What the task requires: Every line of the records that holds the word "safe" should be copied.

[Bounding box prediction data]
※ ※ ※
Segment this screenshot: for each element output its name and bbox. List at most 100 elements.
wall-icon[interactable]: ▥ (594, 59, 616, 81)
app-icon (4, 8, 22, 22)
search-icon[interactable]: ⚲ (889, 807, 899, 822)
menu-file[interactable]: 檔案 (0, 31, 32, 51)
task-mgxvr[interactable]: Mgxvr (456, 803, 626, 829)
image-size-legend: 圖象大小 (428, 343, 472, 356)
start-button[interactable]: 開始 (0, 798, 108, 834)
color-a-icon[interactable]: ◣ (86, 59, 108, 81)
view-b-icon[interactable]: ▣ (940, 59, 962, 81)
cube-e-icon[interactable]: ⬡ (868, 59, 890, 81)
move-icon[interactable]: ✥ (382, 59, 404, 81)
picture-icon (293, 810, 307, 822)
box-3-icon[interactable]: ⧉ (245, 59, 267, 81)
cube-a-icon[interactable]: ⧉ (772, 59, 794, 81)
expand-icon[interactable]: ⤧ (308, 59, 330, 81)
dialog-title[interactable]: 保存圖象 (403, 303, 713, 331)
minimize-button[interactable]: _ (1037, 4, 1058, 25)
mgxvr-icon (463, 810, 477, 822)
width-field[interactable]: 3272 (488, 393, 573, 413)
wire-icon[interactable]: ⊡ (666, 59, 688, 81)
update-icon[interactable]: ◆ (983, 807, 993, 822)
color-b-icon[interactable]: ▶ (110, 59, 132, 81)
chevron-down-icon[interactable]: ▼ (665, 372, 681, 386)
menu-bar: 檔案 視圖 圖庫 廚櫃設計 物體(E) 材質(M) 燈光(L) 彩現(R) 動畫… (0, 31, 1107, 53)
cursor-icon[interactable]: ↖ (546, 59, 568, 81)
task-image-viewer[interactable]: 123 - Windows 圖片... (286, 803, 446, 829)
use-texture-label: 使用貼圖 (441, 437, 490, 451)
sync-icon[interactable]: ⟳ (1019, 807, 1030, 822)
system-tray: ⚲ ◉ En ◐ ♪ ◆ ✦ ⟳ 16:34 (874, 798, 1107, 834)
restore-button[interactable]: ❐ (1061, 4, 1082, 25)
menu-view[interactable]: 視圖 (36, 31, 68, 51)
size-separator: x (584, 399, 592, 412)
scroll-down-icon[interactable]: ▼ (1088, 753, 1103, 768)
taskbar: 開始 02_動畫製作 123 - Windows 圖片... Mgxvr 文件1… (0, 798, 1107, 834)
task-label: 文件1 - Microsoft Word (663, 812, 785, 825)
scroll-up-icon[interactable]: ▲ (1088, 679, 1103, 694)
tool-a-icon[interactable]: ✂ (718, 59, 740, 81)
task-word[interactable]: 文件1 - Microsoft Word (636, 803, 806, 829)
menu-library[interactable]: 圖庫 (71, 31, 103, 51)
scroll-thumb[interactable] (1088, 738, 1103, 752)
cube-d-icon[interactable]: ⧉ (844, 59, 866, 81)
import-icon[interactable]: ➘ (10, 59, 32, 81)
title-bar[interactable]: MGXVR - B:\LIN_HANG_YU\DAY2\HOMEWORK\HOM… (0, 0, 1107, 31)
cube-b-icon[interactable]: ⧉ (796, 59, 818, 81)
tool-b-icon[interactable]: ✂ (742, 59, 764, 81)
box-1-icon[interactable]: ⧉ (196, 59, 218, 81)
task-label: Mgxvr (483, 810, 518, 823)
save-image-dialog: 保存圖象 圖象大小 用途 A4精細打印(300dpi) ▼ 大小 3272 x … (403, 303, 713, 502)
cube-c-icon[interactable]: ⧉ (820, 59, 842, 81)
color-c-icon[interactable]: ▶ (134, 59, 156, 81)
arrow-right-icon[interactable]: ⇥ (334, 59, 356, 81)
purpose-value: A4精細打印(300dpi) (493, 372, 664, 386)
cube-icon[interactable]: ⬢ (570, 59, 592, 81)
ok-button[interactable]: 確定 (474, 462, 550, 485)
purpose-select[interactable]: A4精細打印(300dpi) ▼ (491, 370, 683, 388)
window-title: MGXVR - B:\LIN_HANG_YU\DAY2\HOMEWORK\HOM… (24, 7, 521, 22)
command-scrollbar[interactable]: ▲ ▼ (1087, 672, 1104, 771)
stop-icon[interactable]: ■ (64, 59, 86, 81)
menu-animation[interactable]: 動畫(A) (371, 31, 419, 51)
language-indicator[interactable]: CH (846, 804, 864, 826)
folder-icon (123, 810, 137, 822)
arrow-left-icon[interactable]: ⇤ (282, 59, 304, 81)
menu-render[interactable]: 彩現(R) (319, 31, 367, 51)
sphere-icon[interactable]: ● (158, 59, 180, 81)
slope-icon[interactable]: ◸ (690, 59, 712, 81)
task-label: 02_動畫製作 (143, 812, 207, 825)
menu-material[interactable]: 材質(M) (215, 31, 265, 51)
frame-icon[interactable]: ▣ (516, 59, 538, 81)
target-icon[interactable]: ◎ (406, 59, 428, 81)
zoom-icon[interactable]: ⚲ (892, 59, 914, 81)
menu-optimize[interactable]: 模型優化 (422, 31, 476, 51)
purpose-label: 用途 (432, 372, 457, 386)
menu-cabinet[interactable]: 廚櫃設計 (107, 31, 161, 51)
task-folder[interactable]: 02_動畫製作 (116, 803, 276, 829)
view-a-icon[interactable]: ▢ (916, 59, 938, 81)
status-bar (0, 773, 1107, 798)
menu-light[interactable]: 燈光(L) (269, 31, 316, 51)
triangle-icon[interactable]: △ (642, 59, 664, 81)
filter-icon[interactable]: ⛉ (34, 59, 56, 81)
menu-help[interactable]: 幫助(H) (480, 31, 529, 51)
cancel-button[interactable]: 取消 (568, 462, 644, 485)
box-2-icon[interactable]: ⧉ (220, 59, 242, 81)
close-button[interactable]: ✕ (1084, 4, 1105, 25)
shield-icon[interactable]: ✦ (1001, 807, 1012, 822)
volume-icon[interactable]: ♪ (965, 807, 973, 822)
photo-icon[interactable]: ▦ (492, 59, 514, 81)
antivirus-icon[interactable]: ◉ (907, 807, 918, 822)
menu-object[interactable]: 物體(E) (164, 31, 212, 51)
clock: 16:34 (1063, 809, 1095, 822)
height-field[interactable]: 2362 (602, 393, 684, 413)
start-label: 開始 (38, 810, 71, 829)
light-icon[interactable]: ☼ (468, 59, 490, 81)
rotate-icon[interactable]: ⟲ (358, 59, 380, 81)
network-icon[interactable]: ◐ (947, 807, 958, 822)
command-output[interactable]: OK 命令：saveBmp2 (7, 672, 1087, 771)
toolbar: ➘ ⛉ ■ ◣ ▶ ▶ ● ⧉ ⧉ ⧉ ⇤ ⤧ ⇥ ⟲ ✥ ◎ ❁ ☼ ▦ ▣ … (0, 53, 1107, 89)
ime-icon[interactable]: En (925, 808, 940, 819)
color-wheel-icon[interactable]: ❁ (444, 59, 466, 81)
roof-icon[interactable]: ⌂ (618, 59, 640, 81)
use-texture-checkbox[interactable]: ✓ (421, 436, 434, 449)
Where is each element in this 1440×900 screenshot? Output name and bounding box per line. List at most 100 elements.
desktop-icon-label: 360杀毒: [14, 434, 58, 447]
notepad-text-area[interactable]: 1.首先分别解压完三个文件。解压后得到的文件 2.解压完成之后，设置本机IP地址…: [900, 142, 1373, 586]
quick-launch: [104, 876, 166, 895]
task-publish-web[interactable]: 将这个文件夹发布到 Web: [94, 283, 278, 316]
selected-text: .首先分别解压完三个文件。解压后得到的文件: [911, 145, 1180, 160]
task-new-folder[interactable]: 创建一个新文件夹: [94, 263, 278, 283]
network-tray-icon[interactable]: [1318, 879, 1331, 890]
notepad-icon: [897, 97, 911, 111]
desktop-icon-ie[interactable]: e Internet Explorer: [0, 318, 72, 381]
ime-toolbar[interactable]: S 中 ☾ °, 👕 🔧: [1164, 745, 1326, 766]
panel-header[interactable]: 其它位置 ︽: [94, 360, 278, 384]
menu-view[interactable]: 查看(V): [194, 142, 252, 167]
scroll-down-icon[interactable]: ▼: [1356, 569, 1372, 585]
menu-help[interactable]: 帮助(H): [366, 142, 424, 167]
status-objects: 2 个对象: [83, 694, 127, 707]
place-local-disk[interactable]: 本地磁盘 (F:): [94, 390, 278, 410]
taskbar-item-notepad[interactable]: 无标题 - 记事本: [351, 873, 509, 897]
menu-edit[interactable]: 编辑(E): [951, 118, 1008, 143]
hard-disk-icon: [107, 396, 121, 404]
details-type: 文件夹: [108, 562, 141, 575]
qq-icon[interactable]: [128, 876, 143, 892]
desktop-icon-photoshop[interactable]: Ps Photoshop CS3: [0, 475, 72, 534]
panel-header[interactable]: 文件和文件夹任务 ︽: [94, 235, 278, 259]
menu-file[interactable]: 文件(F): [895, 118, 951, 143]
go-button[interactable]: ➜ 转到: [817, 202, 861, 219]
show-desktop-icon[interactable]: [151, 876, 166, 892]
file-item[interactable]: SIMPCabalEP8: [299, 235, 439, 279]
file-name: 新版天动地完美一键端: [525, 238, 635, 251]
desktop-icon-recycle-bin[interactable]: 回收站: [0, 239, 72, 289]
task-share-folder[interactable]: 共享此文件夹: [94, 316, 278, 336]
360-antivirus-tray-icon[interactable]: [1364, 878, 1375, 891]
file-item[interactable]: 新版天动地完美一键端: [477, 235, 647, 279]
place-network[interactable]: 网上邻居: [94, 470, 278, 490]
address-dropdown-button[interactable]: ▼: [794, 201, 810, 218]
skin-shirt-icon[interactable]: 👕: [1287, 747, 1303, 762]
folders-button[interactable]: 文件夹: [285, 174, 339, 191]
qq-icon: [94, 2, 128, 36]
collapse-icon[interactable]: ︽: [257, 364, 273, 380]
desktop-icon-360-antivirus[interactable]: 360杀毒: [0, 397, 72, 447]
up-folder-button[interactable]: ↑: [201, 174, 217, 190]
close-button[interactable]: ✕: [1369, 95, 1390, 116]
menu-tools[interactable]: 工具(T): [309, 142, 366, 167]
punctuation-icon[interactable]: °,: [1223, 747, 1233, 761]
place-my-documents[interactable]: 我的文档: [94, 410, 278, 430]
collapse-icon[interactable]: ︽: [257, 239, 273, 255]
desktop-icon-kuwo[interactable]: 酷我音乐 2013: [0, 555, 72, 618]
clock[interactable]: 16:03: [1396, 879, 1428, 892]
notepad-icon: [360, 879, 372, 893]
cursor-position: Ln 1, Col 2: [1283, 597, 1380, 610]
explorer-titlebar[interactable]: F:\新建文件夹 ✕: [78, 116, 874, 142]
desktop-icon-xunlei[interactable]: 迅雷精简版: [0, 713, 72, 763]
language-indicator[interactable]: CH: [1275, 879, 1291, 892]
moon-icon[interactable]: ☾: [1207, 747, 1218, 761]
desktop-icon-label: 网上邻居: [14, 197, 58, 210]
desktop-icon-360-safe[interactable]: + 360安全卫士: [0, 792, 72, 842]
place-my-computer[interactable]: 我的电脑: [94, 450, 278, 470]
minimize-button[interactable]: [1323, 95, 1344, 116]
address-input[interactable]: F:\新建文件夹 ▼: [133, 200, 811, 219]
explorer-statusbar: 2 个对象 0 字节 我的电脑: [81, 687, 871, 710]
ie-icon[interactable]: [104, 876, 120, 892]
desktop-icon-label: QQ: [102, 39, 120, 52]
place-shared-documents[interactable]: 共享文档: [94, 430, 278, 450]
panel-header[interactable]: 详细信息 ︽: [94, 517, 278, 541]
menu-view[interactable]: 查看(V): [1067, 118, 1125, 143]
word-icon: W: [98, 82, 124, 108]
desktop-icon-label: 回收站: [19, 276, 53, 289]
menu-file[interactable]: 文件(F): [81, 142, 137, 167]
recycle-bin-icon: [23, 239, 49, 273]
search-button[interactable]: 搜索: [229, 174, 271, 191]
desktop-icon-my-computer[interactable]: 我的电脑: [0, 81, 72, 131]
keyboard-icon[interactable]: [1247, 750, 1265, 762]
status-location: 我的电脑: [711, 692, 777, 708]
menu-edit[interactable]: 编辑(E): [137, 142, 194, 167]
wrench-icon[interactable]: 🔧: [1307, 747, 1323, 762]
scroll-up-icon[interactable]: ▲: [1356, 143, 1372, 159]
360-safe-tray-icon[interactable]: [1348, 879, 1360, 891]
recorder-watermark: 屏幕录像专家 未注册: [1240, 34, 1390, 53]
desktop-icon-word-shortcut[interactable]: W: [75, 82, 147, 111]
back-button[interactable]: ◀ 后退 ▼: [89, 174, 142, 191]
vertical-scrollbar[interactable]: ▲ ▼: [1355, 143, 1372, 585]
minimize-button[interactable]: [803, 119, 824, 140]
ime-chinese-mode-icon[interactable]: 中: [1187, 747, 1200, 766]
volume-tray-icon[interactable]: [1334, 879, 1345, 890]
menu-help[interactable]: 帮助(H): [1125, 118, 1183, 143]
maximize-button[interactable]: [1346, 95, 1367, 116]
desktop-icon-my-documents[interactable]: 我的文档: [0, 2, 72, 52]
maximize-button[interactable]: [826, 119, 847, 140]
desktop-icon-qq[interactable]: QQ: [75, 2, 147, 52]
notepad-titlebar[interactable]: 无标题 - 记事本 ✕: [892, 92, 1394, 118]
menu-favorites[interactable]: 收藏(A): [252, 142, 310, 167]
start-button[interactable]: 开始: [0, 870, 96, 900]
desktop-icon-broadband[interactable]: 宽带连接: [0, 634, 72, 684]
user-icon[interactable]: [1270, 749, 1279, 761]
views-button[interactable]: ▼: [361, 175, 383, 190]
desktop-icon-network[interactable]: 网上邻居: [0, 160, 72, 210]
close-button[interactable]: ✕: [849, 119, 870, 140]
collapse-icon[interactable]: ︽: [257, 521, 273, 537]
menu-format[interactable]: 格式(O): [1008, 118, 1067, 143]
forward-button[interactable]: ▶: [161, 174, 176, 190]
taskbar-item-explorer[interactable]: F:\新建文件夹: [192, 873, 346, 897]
※ ※ ※
Output of the exercise:
desktop-icon-360-safe[interactable]: + 360安全卫士: [0, 792, 72, 842]
360-safe-tray-icon[interactable]: [1348, 879, 1360, 891]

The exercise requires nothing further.